Gather each line of the entries below that includes "screenshot".

★ ★ ★ ★ ★

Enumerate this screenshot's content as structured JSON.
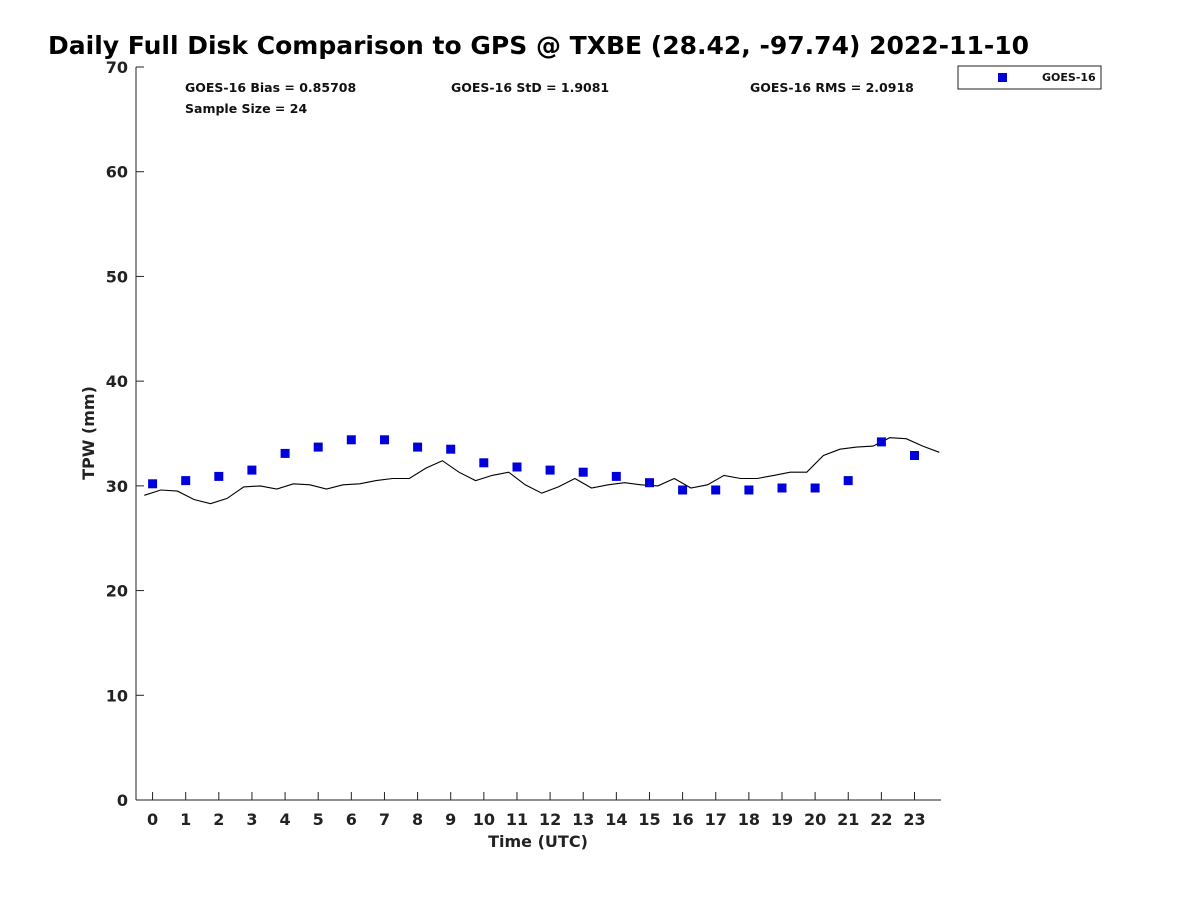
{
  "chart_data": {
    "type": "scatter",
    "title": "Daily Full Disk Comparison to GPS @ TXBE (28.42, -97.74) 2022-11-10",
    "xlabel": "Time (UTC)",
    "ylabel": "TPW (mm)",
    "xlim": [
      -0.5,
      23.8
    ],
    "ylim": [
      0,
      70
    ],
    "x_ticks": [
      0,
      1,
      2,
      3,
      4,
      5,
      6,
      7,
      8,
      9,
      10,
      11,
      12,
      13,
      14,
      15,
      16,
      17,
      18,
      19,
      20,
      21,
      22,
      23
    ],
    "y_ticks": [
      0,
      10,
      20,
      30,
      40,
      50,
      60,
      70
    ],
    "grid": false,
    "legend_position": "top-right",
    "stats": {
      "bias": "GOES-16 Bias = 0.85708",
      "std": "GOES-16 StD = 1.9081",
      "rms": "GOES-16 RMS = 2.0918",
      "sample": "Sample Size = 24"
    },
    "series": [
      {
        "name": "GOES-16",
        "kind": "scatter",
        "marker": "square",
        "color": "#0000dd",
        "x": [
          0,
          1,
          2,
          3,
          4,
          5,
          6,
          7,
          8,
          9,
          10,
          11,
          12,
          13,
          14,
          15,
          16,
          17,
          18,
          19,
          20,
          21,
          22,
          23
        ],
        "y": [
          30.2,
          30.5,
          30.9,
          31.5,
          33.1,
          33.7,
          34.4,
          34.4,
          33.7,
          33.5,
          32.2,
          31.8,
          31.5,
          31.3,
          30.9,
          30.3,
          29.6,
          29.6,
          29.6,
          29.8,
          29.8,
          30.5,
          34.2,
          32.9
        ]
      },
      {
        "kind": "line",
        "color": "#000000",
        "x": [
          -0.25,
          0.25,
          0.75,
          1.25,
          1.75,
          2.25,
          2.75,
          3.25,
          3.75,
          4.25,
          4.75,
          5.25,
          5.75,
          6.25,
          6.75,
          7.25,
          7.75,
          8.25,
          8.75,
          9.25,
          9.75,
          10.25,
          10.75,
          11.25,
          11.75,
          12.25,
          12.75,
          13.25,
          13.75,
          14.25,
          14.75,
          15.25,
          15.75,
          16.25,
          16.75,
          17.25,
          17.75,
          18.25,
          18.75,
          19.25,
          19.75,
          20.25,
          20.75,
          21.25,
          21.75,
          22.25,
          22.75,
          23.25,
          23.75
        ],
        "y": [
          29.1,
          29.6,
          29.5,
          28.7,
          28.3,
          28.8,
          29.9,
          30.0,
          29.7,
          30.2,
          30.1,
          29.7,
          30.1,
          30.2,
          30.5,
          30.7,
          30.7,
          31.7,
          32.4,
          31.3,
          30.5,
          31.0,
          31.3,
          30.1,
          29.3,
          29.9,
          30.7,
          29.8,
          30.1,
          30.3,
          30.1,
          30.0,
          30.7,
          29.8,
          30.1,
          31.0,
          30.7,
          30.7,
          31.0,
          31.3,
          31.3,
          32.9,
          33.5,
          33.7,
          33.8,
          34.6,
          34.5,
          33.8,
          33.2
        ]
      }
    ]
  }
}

★ ★ ★ ★ ★

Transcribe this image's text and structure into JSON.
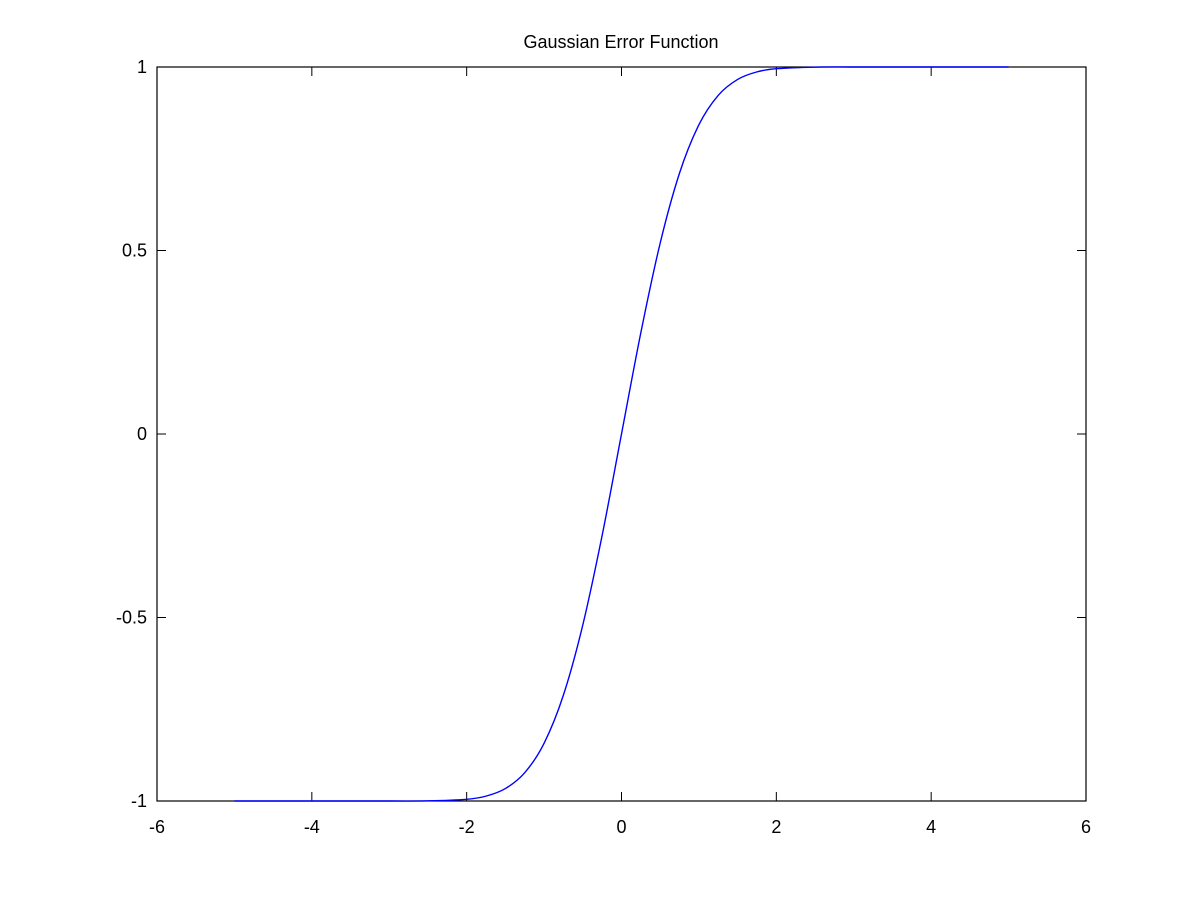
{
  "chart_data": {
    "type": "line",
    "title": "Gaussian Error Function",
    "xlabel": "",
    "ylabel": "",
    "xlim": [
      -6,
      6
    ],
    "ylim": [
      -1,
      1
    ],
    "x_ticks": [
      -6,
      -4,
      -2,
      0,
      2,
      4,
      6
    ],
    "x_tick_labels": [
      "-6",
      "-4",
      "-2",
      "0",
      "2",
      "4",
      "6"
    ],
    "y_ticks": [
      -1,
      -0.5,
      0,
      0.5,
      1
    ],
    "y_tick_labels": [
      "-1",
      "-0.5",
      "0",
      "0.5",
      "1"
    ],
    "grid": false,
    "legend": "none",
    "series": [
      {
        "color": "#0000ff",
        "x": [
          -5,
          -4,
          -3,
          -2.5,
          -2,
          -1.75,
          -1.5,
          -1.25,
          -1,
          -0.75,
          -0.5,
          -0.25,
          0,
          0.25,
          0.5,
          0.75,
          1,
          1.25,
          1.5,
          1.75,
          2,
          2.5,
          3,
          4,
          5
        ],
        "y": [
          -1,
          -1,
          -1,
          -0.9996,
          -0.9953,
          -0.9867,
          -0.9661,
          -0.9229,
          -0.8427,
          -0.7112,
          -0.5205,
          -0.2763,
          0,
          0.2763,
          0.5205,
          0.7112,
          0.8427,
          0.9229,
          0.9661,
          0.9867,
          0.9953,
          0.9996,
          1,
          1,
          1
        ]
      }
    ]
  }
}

★ ★ ★ ★ ★

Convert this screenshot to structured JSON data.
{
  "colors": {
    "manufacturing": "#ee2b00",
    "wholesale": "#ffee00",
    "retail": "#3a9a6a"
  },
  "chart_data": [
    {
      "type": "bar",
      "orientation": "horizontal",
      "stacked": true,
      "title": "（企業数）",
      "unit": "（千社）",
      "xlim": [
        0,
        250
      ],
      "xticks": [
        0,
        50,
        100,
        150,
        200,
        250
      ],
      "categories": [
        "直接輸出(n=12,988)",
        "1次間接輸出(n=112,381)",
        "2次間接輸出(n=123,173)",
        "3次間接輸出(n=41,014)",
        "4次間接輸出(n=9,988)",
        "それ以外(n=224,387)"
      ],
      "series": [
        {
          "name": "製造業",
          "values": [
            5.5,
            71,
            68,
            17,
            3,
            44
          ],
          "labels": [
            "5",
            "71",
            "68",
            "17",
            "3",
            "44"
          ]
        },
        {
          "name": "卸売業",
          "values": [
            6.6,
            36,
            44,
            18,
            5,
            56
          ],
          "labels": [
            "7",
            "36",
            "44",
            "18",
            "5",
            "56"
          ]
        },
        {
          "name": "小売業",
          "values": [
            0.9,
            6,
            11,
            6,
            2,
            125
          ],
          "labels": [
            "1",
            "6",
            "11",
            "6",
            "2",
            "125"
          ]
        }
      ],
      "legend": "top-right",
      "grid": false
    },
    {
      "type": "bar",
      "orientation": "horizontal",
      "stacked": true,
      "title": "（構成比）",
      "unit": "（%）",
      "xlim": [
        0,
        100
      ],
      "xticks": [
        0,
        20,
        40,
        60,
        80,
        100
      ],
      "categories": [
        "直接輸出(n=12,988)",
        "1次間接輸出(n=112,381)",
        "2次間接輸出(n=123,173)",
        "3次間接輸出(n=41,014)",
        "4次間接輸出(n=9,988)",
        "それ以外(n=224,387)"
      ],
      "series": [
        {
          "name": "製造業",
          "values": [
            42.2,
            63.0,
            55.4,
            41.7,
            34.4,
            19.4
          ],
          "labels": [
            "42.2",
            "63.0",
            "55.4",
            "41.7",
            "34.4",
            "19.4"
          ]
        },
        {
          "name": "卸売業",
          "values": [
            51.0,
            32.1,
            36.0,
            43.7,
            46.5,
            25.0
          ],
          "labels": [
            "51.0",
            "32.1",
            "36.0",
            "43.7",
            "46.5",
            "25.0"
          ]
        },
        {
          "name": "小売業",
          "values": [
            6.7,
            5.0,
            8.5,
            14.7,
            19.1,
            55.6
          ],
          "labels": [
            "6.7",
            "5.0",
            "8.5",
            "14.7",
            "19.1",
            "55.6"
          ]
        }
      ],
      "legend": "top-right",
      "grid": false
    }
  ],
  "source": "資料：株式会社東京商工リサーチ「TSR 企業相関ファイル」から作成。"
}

★ ★ ★ ★ ★

_Answer in full_
Enumerate this screenshot's content as structured JSON.
Convert this screenshot to structured JSON data.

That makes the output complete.